### [Exercise requirements]
From the listing below, copy out every line where the word "screenshot" appears.

### [Records provided]
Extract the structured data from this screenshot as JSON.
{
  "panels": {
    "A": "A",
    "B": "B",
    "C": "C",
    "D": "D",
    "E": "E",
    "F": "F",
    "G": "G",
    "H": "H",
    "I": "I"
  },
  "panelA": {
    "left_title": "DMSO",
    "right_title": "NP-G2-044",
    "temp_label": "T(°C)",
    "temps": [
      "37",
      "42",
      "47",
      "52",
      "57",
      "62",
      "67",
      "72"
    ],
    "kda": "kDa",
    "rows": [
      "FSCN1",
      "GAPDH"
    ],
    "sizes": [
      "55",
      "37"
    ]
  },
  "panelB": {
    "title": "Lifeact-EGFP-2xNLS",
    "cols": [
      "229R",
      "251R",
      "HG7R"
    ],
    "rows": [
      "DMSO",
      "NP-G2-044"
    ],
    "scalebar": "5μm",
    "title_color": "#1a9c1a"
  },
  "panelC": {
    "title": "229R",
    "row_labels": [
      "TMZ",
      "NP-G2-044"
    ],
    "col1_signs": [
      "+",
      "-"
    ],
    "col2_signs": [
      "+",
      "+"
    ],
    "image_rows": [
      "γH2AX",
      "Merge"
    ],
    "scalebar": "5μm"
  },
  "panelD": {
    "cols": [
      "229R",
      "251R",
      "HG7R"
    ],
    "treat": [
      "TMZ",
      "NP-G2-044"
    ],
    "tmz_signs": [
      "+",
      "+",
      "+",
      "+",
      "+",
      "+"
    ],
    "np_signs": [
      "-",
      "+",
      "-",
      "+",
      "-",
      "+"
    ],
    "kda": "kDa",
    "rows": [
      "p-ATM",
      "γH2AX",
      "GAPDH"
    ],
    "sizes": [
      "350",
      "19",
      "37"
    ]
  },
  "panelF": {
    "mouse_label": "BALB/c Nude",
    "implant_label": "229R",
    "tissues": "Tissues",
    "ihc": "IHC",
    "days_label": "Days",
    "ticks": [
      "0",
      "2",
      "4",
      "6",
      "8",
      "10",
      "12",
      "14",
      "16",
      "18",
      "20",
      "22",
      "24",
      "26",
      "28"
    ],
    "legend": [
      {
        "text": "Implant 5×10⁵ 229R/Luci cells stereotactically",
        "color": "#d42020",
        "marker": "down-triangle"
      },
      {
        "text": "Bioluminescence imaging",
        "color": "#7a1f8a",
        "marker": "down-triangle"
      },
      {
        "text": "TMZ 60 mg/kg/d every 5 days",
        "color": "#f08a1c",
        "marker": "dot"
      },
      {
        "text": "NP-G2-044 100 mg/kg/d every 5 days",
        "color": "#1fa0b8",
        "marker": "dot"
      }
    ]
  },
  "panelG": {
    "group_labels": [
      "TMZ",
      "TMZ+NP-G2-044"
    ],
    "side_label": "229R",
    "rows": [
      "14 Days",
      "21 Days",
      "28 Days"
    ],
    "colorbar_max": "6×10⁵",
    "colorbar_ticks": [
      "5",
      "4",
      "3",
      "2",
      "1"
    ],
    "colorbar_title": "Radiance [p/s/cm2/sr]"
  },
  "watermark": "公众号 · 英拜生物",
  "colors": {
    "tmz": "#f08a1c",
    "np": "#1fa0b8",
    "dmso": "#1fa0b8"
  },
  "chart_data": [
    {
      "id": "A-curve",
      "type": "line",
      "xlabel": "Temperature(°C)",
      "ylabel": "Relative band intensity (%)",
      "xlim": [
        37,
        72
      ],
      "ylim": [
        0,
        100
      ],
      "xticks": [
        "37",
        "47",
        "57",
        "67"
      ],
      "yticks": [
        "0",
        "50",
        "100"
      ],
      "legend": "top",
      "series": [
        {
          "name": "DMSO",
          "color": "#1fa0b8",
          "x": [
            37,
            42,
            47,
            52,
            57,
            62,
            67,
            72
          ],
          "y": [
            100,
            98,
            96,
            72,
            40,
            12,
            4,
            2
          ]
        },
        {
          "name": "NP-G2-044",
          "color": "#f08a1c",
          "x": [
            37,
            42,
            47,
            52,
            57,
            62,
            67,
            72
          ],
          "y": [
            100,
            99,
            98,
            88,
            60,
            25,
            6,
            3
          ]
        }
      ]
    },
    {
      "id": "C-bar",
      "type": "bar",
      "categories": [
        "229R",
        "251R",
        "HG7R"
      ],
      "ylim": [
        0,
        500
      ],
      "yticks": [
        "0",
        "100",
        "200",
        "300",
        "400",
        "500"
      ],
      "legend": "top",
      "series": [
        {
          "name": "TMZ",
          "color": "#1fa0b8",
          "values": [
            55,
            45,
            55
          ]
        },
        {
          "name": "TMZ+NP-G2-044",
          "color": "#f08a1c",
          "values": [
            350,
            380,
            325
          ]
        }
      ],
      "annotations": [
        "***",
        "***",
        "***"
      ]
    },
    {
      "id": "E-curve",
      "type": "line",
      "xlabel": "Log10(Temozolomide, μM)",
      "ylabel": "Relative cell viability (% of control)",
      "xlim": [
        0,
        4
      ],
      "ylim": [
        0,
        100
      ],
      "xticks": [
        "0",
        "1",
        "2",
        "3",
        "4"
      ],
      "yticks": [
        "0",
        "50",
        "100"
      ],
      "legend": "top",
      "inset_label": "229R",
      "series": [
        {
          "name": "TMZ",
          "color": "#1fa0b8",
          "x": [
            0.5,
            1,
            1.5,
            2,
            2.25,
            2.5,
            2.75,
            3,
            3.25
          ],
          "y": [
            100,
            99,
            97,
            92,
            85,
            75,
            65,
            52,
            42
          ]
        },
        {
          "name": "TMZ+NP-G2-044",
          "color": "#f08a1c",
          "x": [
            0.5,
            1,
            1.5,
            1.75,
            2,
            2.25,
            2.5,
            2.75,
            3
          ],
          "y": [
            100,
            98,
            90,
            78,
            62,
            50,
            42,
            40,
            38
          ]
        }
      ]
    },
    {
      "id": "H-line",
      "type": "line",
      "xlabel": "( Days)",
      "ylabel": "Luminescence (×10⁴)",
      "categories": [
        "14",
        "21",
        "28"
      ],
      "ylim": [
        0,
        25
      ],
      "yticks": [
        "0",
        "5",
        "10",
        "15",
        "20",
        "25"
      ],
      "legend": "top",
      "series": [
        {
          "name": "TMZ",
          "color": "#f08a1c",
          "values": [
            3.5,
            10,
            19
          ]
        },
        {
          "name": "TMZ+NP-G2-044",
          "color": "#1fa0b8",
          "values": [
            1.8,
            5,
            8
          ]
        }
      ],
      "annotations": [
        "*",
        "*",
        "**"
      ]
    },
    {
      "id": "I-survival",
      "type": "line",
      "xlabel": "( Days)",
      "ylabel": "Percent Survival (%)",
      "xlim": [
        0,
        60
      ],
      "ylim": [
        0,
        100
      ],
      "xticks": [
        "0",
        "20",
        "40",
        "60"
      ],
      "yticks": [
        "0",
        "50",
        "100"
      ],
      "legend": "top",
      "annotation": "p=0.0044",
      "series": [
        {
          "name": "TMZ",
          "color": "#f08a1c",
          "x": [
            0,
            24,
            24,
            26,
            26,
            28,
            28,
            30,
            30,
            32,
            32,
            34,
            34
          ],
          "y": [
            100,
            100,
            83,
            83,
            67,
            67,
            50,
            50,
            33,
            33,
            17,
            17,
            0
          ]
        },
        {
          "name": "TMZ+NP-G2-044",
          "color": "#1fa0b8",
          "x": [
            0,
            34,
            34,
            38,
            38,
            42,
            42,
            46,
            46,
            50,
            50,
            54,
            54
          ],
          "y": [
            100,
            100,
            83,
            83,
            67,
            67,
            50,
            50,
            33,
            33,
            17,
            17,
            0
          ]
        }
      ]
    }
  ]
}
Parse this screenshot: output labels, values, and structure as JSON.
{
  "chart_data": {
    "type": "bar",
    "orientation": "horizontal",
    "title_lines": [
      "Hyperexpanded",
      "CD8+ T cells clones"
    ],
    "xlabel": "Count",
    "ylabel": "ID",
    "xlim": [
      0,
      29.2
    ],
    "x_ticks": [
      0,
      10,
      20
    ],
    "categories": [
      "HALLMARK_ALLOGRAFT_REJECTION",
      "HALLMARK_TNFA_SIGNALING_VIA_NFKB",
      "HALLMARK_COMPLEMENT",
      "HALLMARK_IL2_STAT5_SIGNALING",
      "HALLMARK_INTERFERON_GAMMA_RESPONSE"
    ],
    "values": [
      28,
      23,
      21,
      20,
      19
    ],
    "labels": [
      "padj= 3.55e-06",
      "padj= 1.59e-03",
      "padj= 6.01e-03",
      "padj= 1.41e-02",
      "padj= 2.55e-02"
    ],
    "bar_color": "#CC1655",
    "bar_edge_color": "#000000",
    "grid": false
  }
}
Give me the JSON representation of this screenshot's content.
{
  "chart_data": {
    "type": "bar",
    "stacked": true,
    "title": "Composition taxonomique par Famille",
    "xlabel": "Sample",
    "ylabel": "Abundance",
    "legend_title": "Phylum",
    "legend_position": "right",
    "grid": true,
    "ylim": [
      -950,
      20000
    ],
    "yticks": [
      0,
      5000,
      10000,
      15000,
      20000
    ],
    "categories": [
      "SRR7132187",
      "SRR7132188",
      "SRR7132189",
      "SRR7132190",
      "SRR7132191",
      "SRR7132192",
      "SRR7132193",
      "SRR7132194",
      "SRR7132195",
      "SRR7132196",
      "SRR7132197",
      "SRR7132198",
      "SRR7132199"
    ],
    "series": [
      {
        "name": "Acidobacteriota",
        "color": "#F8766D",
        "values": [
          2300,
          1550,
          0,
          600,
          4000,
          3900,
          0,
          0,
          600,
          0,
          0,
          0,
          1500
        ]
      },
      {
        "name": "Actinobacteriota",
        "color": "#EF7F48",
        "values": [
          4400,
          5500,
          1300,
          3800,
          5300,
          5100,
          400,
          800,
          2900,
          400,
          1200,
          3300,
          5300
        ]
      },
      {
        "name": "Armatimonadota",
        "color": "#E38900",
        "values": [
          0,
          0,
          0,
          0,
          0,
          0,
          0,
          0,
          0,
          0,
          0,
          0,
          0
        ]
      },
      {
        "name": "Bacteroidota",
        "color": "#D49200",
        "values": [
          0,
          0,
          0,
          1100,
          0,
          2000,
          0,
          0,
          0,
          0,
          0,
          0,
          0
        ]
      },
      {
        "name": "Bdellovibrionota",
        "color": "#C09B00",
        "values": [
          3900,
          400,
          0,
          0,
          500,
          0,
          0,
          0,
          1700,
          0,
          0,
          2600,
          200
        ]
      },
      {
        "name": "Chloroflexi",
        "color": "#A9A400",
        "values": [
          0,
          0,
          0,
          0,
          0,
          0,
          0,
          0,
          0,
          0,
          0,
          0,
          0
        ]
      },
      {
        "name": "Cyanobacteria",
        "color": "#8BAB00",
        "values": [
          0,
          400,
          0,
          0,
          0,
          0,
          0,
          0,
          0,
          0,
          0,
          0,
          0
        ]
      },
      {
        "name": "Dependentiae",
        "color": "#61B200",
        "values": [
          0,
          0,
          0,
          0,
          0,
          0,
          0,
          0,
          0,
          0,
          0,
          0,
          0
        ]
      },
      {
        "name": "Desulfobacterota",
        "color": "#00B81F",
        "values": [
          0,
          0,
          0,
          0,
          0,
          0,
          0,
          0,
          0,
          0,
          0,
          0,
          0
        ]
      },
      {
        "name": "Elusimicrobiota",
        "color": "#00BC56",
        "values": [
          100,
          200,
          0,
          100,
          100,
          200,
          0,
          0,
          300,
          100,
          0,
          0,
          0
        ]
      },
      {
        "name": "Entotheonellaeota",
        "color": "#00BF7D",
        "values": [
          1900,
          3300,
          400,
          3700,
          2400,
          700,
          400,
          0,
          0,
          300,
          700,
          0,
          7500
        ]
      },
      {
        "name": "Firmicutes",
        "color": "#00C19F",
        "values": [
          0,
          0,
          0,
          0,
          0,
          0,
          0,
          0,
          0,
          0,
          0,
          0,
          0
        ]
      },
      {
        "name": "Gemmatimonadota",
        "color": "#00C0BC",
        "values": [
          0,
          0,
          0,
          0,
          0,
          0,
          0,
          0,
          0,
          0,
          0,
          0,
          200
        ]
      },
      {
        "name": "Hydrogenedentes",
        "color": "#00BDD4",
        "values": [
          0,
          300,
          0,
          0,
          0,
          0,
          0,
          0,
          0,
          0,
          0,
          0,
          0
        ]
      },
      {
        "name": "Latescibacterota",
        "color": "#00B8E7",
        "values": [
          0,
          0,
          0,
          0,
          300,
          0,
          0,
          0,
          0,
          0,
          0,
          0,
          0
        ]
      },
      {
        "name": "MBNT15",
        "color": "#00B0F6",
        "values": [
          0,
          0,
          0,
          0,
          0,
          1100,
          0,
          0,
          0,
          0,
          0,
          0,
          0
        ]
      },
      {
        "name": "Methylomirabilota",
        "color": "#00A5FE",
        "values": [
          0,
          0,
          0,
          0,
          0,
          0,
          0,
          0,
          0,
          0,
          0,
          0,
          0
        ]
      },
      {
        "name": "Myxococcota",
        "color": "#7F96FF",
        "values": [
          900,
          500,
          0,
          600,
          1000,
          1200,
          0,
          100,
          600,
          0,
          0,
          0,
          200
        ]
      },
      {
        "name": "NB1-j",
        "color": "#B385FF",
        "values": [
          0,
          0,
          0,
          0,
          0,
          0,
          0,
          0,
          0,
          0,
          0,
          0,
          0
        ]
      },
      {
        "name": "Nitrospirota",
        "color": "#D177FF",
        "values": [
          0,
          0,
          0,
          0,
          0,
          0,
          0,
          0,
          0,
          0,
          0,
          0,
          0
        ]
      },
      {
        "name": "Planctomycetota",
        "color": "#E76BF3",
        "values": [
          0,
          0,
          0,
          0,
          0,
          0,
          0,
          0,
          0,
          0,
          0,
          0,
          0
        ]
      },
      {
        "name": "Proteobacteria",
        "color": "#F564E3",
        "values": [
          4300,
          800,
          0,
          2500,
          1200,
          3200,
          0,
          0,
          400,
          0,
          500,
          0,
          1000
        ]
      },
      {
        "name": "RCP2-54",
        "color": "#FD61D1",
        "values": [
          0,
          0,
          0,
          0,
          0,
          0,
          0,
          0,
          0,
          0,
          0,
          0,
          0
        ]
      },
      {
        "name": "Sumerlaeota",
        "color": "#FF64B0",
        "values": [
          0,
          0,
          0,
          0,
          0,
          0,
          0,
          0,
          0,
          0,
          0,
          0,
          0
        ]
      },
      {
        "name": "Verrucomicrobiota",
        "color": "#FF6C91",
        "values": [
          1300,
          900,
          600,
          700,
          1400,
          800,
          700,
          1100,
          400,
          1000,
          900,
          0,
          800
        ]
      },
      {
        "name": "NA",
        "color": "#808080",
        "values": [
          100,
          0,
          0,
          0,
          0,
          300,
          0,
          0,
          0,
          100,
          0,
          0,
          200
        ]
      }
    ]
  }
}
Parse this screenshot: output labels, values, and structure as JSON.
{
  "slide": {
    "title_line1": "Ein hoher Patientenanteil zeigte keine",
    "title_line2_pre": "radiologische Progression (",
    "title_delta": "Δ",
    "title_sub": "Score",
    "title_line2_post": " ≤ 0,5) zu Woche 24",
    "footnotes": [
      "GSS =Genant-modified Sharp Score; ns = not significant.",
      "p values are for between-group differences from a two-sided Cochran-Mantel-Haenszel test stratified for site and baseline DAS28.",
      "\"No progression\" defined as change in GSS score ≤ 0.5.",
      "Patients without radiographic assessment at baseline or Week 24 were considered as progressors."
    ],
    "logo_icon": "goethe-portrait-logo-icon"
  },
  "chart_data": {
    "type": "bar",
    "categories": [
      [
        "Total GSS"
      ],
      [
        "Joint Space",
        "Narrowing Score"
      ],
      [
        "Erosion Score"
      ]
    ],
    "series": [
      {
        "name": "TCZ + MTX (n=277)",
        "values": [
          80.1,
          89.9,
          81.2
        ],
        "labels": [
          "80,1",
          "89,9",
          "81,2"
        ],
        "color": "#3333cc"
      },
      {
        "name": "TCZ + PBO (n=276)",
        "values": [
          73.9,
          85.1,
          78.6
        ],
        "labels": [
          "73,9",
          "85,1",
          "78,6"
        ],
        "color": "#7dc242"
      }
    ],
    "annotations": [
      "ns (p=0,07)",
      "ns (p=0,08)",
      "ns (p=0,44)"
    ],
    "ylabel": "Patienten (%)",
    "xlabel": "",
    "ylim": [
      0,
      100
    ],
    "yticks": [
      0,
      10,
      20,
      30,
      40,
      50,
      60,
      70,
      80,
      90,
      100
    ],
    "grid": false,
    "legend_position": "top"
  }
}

### [Expected output]
Extract the structured data from this screenshot as JSON.
Parse this screenshot: output labels, values, and structure as JSON.
Give me the JSON representation of this screenshot's content.
Parse this screenshot: output labels, values, and structure as JSON.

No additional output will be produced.